▶ [Task]: Transcribe the data that follows precisely, omitting nothing.

= = = = = = =

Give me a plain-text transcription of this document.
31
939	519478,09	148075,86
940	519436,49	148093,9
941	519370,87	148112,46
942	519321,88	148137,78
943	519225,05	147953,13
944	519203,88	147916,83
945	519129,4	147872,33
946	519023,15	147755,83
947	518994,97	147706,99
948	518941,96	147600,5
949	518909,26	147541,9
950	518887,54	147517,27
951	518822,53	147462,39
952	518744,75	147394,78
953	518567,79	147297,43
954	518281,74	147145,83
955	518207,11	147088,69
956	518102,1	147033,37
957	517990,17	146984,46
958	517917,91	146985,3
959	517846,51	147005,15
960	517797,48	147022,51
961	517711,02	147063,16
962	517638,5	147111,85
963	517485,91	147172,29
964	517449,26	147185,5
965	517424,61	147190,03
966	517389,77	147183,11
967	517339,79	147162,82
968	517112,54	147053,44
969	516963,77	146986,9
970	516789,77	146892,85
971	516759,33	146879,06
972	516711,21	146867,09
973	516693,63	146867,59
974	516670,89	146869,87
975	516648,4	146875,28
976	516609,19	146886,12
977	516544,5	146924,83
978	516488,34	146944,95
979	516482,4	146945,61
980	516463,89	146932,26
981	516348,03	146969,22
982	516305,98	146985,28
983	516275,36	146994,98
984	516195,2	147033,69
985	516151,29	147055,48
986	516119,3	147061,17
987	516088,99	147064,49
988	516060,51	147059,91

= = = = = = =

▶ [Result]:
Give me a plain-text transcription of this document.
31
939	519478,09	148075,86
940	519436,49	148093,9
941	519370,87	148112,46
942	519321,88	148137,78
943	519225,05	147953,13
944	519203,88	147916,83
945	519129,4	147872,33
946	519023,15	147755,83
947	518994,97	147706,99
948	518941,96	147600,5
949	518909,26	147541,9
950	518887,54	147517,27
951	518822,53	147462,39
952	518744,75	147394,78
953	518567,79	147297,43
954	518281,74	147145,83
955	518207,11	147088,69
956	518102,1	147033,37
957	517990,17	146984,46
958	517917,91	146985,3
959	517846,51	147005,15
960	517797,48	147022,51
961	517711,02	147063,16
962	517638,5	147111,85
963	517485,91	147172,29
964	517449,26	147185,5
965	517424,61	147190,03
966	517389,77	147183,11
967	517339,79	147162,82
968	517112,54	147053,44
969	516963,77	146986,9
970	516789,77	146892,85
971	516759,33	146879,06
972	516711,21	146867,09
973	516693,63	146867,59
974	516670,89	146869,87
975	516648,4	146875,28
976	516609,19	146886,12
977	516544,5	146924,83
978	516488,34	146944,95
979	516482,4	146945,61
980	516463,89	146932,26
981	516348,03	146969,22
982	516305,98	146985,28
983	516275,36	146994,98
984	516195,2	147033,69
985	516151,29	147055,48
986	516119,3	147061,17
987	516088,99	147064,49
988	516060,51	147059,91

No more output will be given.